[Recorded data]
↓↓↓
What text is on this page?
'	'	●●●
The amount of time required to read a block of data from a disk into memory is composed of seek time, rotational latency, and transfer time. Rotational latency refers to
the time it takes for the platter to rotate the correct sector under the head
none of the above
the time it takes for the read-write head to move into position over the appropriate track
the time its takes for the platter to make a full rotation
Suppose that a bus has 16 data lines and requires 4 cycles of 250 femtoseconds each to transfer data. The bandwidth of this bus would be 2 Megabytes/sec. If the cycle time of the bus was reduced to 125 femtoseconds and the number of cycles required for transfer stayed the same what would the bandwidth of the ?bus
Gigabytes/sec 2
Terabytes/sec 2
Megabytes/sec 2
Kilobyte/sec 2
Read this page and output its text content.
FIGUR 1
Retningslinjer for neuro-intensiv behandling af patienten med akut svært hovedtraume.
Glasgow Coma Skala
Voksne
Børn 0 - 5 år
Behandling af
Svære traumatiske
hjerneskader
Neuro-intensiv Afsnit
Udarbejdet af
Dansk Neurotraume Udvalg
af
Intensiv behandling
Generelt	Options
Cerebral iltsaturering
↑↑↑
↓↓↓
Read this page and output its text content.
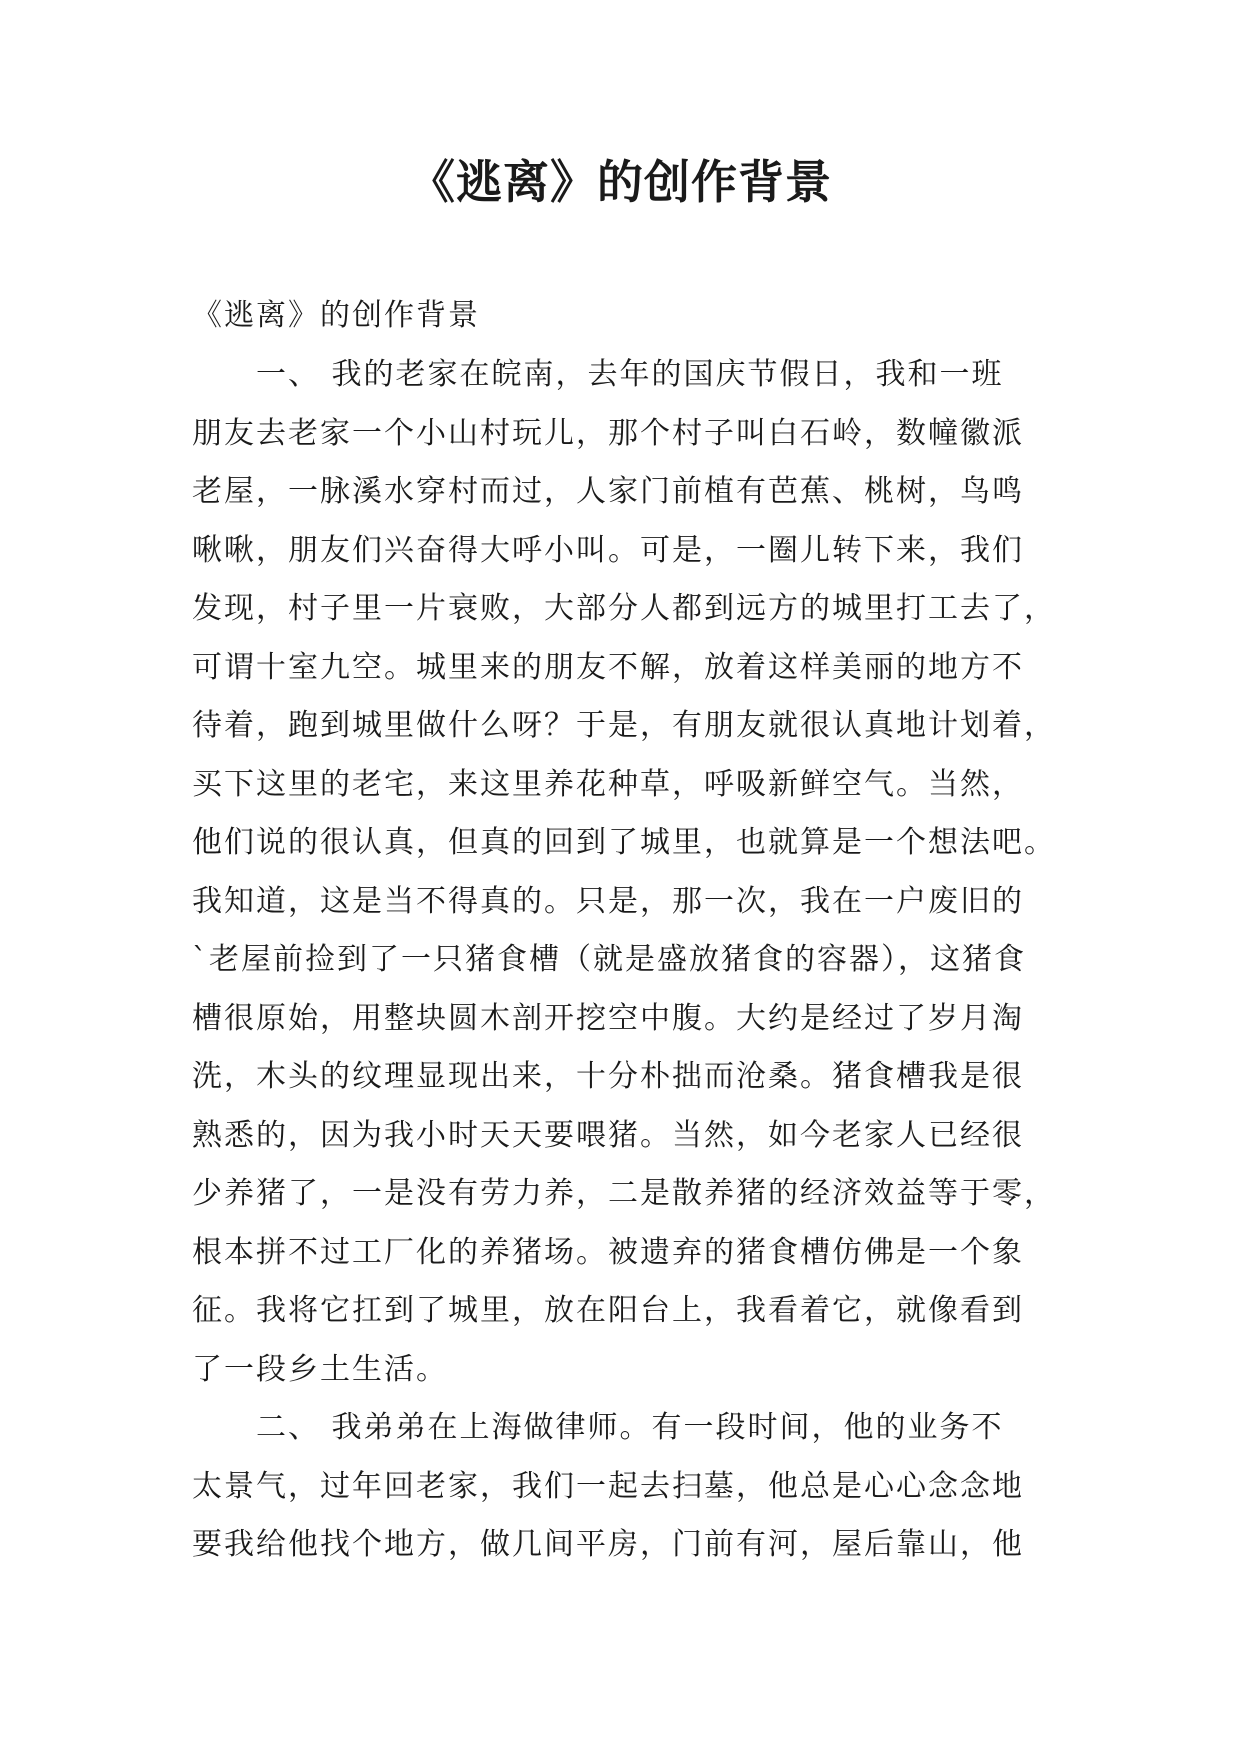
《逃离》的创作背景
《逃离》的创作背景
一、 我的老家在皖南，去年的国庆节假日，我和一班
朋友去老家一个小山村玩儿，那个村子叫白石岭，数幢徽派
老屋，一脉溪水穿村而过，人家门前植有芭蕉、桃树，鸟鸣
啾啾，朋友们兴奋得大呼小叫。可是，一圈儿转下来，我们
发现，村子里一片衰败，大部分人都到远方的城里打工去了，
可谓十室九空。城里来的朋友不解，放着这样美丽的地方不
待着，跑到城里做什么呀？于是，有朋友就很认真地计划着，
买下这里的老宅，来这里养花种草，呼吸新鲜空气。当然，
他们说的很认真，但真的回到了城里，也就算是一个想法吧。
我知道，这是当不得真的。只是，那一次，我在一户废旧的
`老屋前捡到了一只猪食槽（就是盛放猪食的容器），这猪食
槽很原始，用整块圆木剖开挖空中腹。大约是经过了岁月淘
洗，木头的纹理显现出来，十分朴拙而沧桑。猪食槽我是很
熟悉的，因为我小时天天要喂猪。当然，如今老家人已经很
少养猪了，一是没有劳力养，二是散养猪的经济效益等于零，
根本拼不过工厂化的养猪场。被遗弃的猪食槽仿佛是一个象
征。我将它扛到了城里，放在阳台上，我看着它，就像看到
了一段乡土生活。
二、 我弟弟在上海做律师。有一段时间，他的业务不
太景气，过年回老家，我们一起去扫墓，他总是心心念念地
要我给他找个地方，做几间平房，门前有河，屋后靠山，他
↑↑↑
● **Goal of the exercise**:
Copy out each line of the material that holds the word "head".

● **Exercise response**:
the time it takes for the platter to rotate the correct sector under the head
the time it takes for the read-write head to move into position over the appropriate track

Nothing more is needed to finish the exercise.